# Input start

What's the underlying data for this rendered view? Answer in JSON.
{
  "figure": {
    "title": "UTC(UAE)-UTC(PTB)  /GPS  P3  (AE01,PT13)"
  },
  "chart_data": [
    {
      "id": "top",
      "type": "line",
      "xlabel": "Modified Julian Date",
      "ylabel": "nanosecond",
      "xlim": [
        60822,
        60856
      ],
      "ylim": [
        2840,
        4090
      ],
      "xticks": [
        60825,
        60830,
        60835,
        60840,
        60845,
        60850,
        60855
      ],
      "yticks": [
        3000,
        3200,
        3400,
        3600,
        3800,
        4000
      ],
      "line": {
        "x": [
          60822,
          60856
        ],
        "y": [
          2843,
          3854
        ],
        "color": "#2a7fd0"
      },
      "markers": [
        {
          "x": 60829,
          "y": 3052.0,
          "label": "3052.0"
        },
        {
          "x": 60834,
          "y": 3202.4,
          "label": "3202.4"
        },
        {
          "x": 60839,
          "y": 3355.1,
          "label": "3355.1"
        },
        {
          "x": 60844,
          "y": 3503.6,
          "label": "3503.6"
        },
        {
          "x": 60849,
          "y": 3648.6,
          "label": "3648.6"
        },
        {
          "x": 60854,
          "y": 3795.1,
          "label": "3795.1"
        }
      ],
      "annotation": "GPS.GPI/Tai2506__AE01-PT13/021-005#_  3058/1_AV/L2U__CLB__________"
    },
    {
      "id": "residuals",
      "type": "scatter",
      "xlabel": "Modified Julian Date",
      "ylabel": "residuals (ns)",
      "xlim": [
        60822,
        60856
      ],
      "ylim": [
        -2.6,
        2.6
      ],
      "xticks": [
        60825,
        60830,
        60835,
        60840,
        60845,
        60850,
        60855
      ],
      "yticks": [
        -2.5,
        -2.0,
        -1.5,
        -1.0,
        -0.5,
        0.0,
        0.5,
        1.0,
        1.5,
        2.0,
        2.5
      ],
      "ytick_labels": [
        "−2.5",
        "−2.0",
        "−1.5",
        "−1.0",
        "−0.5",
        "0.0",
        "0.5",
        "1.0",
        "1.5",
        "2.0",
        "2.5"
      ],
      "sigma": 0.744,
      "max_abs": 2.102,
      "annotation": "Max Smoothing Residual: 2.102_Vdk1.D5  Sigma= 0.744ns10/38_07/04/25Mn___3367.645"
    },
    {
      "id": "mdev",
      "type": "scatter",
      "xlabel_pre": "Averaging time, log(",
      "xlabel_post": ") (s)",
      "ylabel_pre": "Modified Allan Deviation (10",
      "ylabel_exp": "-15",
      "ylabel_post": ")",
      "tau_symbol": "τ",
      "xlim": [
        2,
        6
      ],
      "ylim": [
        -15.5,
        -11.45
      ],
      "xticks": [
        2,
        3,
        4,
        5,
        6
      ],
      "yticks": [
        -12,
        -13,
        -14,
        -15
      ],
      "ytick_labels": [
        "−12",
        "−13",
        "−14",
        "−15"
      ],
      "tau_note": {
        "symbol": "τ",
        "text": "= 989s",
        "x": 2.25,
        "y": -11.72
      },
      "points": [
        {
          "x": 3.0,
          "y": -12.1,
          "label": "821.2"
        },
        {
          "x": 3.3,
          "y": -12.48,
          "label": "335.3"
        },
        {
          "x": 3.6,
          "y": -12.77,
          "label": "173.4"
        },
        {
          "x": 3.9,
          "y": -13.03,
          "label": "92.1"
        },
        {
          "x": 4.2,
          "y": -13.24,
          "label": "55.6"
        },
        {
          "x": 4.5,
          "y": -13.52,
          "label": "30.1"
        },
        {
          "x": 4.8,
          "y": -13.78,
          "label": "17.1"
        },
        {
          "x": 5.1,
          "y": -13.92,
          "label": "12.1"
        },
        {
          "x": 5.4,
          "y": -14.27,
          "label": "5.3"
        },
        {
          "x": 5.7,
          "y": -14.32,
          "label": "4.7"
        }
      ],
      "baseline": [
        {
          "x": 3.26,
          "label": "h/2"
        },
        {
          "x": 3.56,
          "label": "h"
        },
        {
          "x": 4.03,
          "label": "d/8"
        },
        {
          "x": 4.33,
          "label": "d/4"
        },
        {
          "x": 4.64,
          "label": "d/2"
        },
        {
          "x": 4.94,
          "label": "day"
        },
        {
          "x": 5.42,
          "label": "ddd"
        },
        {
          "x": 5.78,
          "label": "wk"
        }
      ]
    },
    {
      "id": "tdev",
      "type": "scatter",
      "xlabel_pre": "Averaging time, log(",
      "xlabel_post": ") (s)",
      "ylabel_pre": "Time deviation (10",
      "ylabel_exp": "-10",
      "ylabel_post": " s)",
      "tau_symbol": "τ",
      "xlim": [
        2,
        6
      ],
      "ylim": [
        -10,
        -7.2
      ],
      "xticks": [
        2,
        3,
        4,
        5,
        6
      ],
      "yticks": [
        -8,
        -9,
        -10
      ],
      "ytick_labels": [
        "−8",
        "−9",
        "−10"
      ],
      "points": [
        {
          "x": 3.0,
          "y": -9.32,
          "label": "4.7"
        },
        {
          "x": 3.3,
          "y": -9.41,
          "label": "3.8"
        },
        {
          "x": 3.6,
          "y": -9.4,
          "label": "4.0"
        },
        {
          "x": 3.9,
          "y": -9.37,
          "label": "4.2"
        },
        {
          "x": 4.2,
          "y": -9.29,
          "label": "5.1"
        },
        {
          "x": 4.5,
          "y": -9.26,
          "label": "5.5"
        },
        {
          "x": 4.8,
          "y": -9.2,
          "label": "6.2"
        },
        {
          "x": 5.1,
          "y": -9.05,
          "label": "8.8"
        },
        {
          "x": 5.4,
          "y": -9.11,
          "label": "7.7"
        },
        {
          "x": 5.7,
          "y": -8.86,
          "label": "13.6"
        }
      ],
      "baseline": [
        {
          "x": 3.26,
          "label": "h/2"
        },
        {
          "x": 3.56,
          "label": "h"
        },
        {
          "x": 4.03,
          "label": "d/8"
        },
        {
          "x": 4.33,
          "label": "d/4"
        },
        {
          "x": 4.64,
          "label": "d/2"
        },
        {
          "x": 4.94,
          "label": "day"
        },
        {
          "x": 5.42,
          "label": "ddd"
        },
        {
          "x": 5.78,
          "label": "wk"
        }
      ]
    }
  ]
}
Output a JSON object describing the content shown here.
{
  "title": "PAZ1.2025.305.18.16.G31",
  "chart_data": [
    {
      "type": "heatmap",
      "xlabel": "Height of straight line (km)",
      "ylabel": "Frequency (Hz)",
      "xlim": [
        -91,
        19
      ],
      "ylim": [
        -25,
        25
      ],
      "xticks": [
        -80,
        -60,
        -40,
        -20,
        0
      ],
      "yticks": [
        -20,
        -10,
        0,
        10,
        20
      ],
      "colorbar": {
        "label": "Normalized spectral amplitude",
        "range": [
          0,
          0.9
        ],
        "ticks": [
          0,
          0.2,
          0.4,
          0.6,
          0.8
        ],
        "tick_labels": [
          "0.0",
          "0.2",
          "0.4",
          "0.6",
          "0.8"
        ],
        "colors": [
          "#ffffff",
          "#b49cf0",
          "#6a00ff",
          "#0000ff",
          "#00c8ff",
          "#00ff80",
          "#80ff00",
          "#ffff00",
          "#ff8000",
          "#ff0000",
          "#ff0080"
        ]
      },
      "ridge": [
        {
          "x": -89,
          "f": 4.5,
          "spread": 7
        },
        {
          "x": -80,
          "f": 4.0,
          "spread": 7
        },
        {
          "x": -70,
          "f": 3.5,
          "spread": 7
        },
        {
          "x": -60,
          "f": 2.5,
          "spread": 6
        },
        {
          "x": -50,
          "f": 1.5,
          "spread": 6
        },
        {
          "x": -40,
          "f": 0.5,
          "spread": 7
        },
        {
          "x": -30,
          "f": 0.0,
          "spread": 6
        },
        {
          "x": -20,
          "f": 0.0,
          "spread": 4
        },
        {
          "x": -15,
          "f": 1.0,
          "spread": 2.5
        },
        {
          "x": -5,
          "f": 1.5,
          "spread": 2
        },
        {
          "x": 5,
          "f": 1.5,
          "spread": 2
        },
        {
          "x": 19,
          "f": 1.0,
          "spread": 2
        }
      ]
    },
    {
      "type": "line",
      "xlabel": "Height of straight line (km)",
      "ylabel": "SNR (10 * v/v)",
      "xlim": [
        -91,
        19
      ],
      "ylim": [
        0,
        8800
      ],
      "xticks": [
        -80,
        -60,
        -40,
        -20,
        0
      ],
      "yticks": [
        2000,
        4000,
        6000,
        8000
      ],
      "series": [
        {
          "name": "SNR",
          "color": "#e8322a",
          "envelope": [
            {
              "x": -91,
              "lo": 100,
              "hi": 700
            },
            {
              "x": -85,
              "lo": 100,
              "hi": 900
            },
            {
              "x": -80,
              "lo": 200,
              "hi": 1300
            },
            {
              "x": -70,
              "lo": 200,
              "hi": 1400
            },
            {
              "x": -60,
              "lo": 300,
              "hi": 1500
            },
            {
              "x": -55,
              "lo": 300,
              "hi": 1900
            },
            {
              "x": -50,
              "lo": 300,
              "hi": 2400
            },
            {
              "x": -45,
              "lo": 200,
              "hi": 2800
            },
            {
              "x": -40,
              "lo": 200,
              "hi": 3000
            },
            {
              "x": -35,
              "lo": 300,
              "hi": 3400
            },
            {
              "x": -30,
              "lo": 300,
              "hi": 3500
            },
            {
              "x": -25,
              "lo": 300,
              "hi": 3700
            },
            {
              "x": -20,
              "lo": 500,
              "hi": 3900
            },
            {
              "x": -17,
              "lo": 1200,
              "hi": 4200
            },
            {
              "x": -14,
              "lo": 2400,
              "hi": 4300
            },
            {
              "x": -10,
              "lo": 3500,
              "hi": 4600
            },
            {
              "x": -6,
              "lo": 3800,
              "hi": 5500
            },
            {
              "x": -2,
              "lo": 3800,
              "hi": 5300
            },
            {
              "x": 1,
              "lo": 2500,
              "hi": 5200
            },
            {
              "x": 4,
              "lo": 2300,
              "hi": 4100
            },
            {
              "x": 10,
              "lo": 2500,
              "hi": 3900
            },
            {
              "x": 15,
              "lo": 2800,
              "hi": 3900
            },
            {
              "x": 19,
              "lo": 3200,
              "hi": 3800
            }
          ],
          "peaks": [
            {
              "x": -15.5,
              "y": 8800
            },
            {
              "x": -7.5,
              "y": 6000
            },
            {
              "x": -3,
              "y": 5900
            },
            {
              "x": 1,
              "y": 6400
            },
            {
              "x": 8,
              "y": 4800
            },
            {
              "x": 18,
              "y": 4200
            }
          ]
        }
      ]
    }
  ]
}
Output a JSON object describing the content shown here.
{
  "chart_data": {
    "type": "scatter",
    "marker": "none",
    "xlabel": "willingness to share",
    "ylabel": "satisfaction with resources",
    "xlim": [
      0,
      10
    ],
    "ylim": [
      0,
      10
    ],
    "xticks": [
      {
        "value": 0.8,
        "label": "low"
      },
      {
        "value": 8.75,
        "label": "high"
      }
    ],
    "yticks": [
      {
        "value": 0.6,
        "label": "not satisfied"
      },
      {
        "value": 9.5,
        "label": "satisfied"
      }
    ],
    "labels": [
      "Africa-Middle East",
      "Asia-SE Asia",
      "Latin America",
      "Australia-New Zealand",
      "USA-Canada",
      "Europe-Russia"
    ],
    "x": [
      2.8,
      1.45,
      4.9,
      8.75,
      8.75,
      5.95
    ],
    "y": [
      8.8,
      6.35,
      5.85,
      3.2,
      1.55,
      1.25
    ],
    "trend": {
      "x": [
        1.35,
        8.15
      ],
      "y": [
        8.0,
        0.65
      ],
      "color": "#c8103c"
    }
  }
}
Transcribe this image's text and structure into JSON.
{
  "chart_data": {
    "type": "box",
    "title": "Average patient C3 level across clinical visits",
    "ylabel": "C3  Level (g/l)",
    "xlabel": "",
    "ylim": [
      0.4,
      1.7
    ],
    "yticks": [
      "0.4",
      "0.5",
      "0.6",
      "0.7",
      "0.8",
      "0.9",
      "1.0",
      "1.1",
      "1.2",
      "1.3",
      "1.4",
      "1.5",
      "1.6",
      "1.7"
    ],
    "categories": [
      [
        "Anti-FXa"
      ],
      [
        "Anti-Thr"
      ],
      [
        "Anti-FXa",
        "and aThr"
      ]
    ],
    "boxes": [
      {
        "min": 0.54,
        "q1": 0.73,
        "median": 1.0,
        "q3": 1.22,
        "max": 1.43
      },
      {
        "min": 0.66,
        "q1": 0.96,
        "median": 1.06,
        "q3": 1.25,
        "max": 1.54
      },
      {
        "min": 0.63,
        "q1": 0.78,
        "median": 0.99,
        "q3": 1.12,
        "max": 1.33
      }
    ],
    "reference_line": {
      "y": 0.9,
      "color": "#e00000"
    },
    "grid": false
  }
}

# Input end

Where a line of the entries contains the word "JSON", copy that line.

What's the underlying data for this rendered view? Answer in JSON.
Output a JSON object describing the content shown here.
Output a JSON object describing the content shown here.
Transcribe this image's text and structure into JSON.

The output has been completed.